■ **Excerpt**:
So, the Rajat Gupta trial is done and dusted. The former head of McKinsey and former board member of Goldman Sachs and Procter & Gamble has been found guilty of insider trading by a jury of his peers. That’s right, Rajat Gupta has been an American citizen since 1984. He faces sentencing in October, when he is likely to get anything up to 10 years in prison.
And the Indian media has gone ballistic. The trial itself was followed in the Indian media on a daily basis. And the verdict was reported more like a soap opera than a criminal trial.
One leading national daily even headlined the fact that some members of the jury were in tears when they held Gupta guilty.
Others reacted with shock and disbelief. Reams of newsprint were used to point out that the evidence was all circumstantial, that Rajat Gupta himself was not shown to have profited personally from any of the insider trading and that he was not found guilty in two of the six counts he was charged with.
It was pointed out that that there was no ‘smoking gun’. The needle of suspicion was pointed to the fact that the jury which convicted his partner in crime, Raj Rajaratnam, took two weeks to reach its verdict, even though it was amply demonstrated that Rajaratnam was guilty, and profited to the tune of millions from proven acts of insider trading, whereas Gupta’s jury took barely ten hours.

■ **Provided material**:
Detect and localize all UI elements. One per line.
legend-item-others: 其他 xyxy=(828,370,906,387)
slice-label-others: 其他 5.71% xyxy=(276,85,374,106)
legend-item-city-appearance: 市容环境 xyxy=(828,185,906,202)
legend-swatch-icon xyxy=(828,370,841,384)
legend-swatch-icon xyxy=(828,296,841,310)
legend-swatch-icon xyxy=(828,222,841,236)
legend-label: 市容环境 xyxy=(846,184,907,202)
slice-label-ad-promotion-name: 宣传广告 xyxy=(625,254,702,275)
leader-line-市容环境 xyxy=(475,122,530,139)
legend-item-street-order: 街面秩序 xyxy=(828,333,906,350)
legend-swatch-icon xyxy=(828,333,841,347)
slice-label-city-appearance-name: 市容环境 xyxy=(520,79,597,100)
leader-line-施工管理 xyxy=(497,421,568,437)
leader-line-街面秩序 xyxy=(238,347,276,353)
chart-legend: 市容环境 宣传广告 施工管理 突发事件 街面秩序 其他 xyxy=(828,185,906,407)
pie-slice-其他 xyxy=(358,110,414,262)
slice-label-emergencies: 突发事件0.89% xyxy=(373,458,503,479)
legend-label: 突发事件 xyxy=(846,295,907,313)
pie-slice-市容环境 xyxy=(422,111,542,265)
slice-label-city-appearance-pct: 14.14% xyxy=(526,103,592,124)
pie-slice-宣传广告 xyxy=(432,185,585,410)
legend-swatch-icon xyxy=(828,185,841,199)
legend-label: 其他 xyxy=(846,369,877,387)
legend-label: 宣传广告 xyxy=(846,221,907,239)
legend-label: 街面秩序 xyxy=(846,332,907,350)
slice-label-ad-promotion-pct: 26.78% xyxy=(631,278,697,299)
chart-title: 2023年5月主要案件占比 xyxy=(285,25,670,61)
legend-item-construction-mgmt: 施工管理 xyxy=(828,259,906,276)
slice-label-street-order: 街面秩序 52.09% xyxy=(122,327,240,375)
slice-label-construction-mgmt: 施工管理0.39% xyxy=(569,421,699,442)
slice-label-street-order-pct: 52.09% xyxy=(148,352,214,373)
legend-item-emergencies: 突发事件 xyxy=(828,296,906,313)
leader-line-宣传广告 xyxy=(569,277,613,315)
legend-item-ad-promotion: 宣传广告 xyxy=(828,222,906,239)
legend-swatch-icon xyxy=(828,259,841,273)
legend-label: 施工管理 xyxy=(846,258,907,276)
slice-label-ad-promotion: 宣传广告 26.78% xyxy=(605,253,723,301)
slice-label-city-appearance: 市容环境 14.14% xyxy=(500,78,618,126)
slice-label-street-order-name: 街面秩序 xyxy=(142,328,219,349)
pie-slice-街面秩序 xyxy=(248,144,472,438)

■ **Short task A**:
Answer these questions from the passage on the Rajat Gupta verdict:
(i) Since what year has Gupta been an American citizen?
(ii) In how many of the counts against him was Gupta not found guilty?
(iii) How long did Gupta's jury take to reach its verdict?
■ **Short task B**: Carry on the passage on the Rajat Gupta verdict, beginning right after its final sentence.
The rows have no connection to the passage on the Rajat Gupta verdict.

■ **Written reply A**:
(i) 1984
(ii) Two of the six counts
(iii) Barely ten hours

■ **Written reply B**:
Indian vs US view
Again and again, the question was asked, often implicitly, but sometimes even explicitly — would Rajat Gupta have been singled out if he hadn’t been a rich, successful South Asian immigrant? Was Rajat Gupta being hunted for his race and ethnicity? Was Rajat Gupta being punished for rich, successful — and Indian?
Interestingly, the US media has been asking similar questions, but from a different perspective. Commentators there have wondered whether Rajat Gupta has become a victim of the times, a proxy for all the others who created the financial mess and destroyed the lives of millions of Americans, but cannot be punished. Forbes magazine pointed out that Iva Boesky, the Wall Street trader who hitherto held the record for punishment in an insider trading case, had been sentenced to only three years in prison, whereas Rajaratnam was sentenced to 11.
In fact, Rajaratnam got much more sympathetic play than even Gupta. Many pointed out that what Rajaratnam was doing was indistinguishable from what thousands of others did every day on Wall Street. That trading was actually all about turning information and analysis into money.
There were hints that Rajaratnam’s misdeeds would not have been seen as so heinous if the times had been different and the markets on a roll. Forbes magazine even dug out a December 19, 1987 report in the New York Times on the sentencing, where the prosecuting attorney, a certain Rudy Giuliani, was quoted expressing satisfaction, terming it a “heavy sentence” for a white collar crime.
“We can't seem to prosecute financial institutions or their executives,” wrote Michael Wolff in the Guardian , “but individual traders are good gets.”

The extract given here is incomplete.